> TASK INPUTS:
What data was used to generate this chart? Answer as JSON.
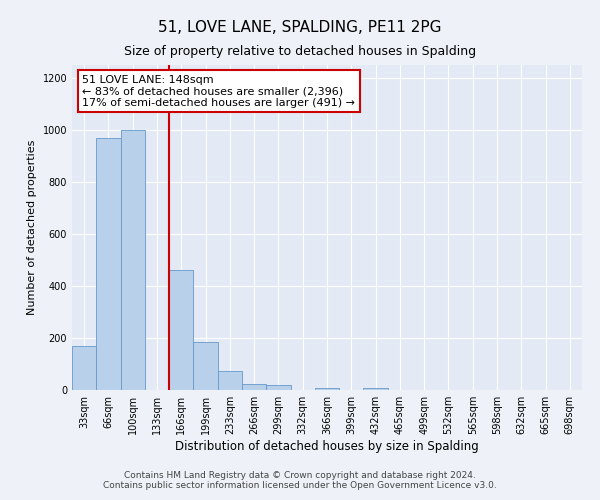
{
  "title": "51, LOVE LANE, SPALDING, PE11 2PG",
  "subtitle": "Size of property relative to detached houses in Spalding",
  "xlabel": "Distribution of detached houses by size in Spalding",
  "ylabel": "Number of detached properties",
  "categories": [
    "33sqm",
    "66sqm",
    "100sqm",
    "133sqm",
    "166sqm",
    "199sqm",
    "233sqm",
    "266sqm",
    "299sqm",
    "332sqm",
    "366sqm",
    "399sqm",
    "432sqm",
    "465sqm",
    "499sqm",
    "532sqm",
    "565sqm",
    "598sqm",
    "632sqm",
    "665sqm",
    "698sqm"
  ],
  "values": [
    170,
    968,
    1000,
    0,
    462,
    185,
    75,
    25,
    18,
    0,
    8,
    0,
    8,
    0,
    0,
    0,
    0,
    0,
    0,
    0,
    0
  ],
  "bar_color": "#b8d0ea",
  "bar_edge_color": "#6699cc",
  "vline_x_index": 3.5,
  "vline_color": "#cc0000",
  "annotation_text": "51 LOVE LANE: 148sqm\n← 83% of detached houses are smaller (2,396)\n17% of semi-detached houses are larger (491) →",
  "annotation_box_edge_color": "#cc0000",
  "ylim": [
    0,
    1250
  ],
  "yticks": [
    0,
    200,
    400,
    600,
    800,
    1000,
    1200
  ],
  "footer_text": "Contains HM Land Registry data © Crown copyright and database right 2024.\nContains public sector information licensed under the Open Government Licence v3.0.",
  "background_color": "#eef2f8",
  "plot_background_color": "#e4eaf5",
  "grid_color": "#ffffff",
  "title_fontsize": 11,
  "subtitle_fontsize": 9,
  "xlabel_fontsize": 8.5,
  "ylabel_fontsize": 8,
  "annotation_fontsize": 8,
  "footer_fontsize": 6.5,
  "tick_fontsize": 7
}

> EXERCISE DIRECTIONS:
Go through the material line by line. Show each line that contains the string "LOVE".

> THE RESULT:
  "title": "51, LOVE LANE, SPALDING, PE11 2PG",
  "annotation_text": "51 LOVE LANE: 148sqm\n← 83% of detached houses are smaller (2,396)\n17% of semi-detached houses are larger (491) →",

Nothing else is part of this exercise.